-- Start Records provided --

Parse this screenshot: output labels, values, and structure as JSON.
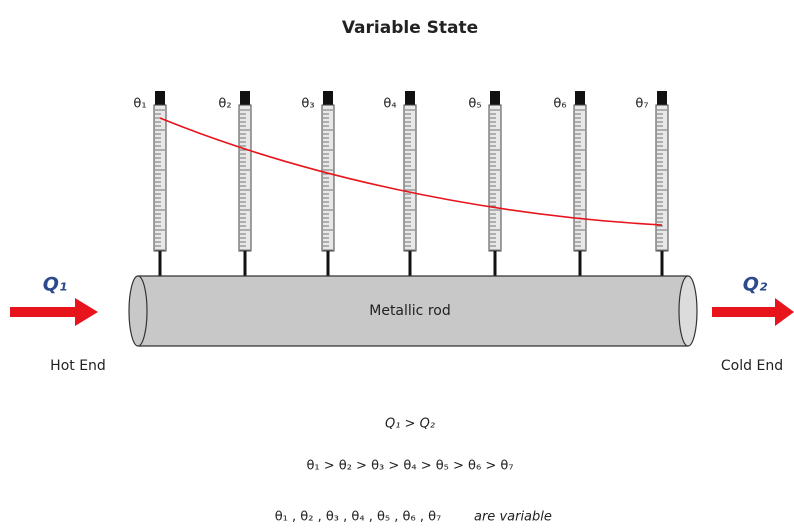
{
  "title": "Variable State",
  "thermometers": [
    {
      "label": "θ₁"
    },
    {
      "label": "θ₂"
    },
    {
      "label": "θ₃"
    },
    {
      "label": "θ₄"
    },
    {
      "label": "θ₅"
    },
    {
      "label": "θ₆"
    },
    {
      "label": "θ₇"
    }
  ],
  "rod": {
    "label": "Metallic rod"
  },
  "heat_in": {
    "label": "Q₁",
    "end": "Hot End"
  },
  "heat_out": {
    "label": "Q₂",
    "end": "Cold End"
  },
  "relations": {
    "heat": "Q₁ > Q₂",
    "temperatures": "θ₁ > θ₂ > θ₃ > θ₄ > θ₅ > θ₆ > θ₇",
    "variables": "θ₁ , θ₂ , θ₃ , θ₄ , θ₅ , θ₆ , θ₇",
    "variables_note": "are variable"
  }
}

-- End Records provided --

▶ **What you have to do**: Copy every record above exactly, leaving out any pictures.

▶ **Response**:
Parse this screenshot: output labels, values, and structure as JSON.
{
  "title": "Variable State",
  "thermometers": [
    {
      "label": "θ₁"
    },
    {
      "label": "θ₂"
    },
    {
      "label": "θ₃"
    },
    {
      "label": "θ₄"
    },
    {
      "label": "θ₅"
    },
    {
      "label": "θ₆"
    },
    {
      "label": "θ₇"
    }
  ],
  "rod": {
    "label": "Metallic rod"
  },
  "heat_in": {
    "label": "Q₁",
    "end": "Hot End"
  },
  "heat_out": {
    "label": "Q₂",
    "end": "Cold End"
  },
  "relations": {
    "heat": "Q₁ > Q₂",
    "temperatures": "θ₁ > θ₂ > θ₃ > θ₄ > θ₅ > θ₆ > θ₇",
    "variables": "θ₁ , θ₂ , θ₃ , θ₄ , θ₅ , θ₆ , θ₇",
    "variables_note": "are variable"
  }
}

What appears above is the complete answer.